▼▼▼

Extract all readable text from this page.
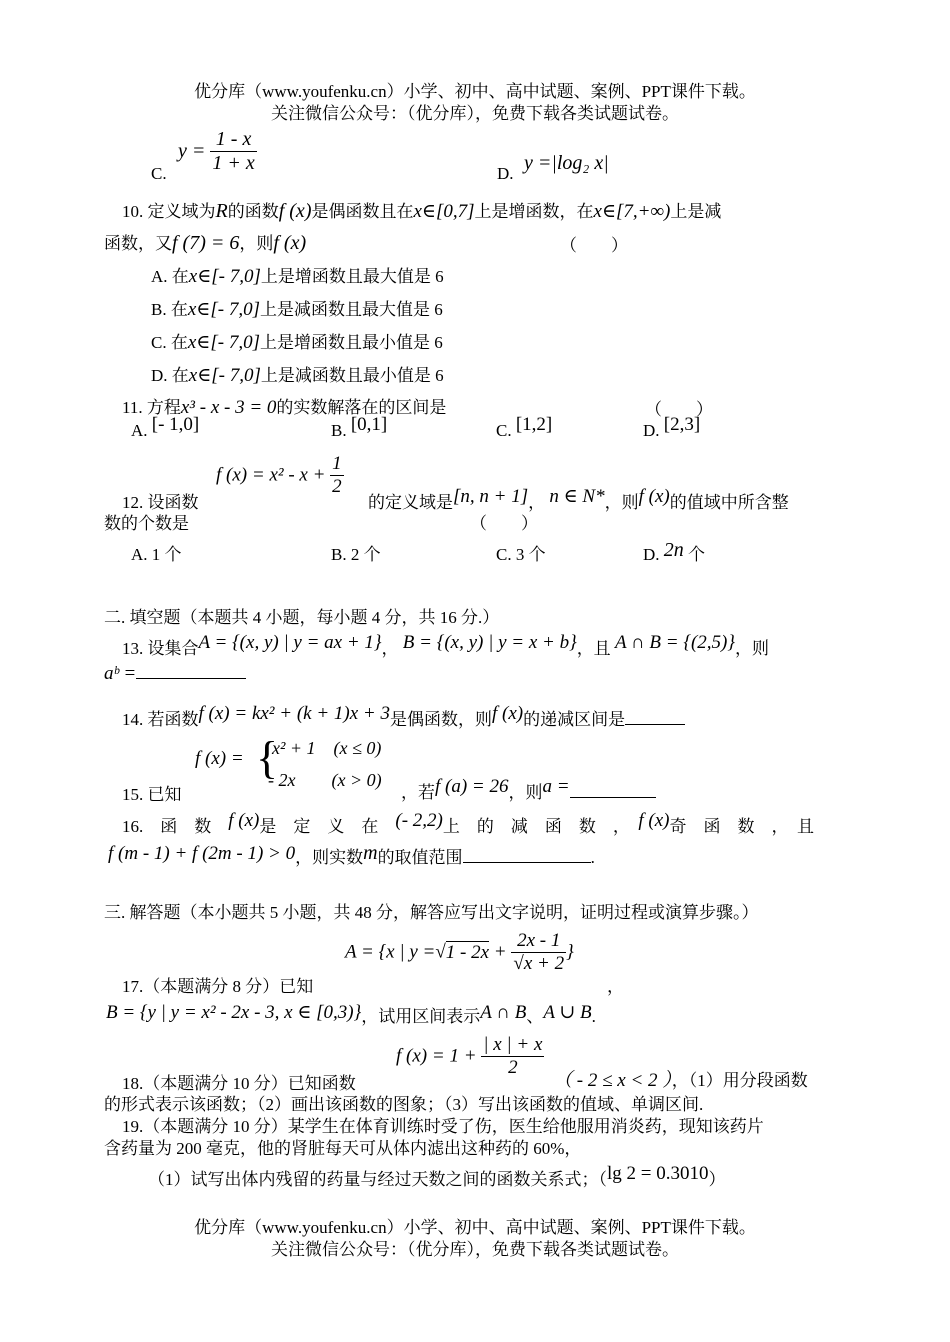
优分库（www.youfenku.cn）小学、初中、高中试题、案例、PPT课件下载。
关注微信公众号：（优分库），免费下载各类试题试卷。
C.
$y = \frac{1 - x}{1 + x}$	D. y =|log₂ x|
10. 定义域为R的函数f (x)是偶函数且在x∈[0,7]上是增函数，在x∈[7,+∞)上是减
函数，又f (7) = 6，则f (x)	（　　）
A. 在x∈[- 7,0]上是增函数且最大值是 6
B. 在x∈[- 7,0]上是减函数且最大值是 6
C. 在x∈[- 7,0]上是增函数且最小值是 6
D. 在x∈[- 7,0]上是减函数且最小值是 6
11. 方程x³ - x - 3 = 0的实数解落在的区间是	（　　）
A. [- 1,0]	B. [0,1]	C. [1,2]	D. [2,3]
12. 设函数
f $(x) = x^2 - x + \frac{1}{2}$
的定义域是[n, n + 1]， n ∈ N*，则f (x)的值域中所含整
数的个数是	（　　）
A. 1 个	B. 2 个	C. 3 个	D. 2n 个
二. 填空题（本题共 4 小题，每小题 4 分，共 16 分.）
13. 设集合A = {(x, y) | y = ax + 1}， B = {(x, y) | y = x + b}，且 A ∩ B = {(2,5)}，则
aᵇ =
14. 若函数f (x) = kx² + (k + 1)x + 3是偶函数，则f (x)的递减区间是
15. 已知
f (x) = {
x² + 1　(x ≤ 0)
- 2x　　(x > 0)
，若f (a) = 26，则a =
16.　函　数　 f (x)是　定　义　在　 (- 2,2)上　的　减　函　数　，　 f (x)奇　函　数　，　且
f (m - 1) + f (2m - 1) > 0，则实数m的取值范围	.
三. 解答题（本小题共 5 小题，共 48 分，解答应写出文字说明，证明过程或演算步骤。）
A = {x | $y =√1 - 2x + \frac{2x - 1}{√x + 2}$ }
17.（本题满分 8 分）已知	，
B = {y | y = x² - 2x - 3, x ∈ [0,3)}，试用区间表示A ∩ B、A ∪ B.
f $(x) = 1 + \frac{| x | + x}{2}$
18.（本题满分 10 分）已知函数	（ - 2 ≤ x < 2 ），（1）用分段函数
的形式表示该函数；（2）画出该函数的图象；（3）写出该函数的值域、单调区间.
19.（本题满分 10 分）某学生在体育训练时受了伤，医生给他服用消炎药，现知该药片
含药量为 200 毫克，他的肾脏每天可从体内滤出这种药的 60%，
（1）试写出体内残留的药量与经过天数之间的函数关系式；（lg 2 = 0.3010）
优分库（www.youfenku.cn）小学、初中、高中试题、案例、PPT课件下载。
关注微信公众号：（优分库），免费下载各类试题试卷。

▲▲▲

» What you should do: Among the entries above, identify all lines with "frac" and copy them.

» Full answer:
$y = \frac{1 - x}{1 + x}$	D. y =|log₂ x|
f $(x) = x^2 - x + \frac{1}{2}$
A = {x | $y =√1 - 2x + \frac{2x - 1}{√x + 2}$ }
f $(x) = 1 + \frac{| x | + x}{2}$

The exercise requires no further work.